--- Records for processing ---
—————
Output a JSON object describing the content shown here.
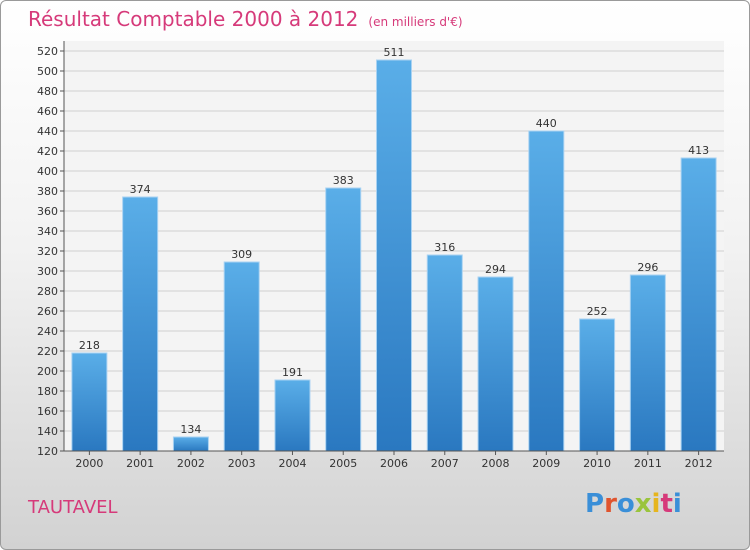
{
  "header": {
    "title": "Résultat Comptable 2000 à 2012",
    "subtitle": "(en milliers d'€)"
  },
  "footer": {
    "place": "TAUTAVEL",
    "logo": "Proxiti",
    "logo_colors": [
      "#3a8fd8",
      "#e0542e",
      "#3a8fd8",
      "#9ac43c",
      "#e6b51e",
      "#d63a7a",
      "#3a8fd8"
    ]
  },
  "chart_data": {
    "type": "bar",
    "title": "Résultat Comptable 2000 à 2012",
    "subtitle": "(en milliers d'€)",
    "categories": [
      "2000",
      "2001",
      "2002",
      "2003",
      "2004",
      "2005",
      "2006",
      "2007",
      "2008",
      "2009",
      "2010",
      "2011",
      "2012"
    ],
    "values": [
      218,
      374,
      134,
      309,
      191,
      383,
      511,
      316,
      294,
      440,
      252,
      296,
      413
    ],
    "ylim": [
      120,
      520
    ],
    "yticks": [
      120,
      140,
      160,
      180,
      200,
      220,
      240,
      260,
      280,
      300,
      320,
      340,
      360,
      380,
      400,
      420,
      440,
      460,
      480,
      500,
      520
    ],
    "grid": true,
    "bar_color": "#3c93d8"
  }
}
—————
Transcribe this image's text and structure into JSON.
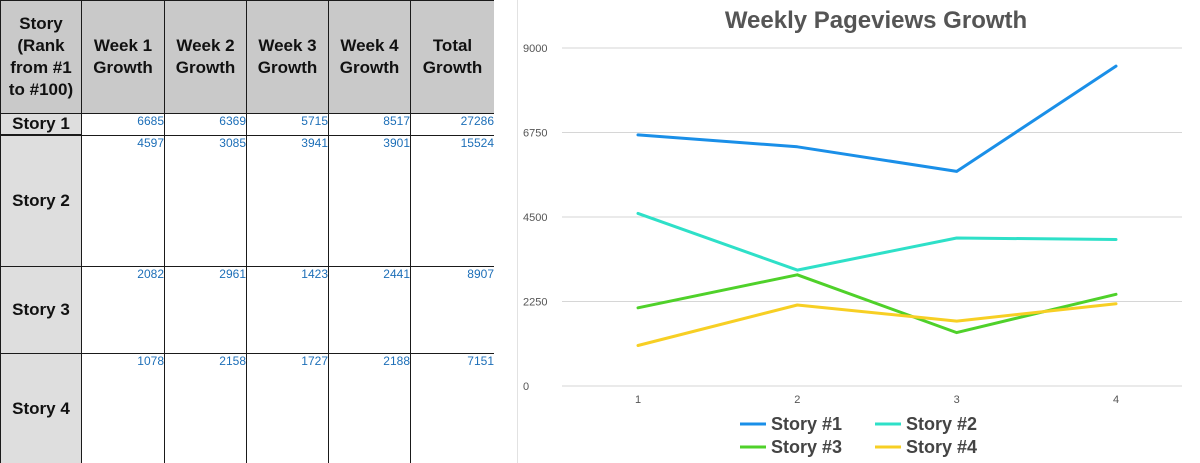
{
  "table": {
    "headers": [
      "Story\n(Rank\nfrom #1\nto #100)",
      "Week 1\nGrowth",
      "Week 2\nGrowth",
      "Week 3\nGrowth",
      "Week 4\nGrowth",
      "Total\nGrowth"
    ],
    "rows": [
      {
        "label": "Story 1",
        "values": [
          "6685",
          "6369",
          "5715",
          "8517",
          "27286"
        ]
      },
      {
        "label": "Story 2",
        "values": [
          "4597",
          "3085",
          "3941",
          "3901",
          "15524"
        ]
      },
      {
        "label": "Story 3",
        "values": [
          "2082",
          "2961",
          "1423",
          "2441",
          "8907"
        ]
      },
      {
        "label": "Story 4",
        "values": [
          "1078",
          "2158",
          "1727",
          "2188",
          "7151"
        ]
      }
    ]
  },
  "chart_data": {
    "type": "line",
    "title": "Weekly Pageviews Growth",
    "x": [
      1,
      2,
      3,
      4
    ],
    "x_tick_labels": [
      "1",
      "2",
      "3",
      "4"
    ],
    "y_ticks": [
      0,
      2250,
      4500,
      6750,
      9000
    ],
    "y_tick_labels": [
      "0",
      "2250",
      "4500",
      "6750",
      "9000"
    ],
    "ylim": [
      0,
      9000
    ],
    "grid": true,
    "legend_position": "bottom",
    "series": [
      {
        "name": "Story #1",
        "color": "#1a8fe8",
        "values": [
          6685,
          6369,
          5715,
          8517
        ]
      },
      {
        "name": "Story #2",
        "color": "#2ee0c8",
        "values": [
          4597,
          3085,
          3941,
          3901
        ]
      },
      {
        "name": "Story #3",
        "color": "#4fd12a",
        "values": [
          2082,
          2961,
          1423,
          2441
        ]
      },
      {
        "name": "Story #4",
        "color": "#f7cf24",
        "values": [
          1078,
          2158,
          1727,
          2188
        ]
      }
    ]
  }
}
—————
--- Exercise task ---
Write only the number of lines that include "name".

--- Exercise result ---
4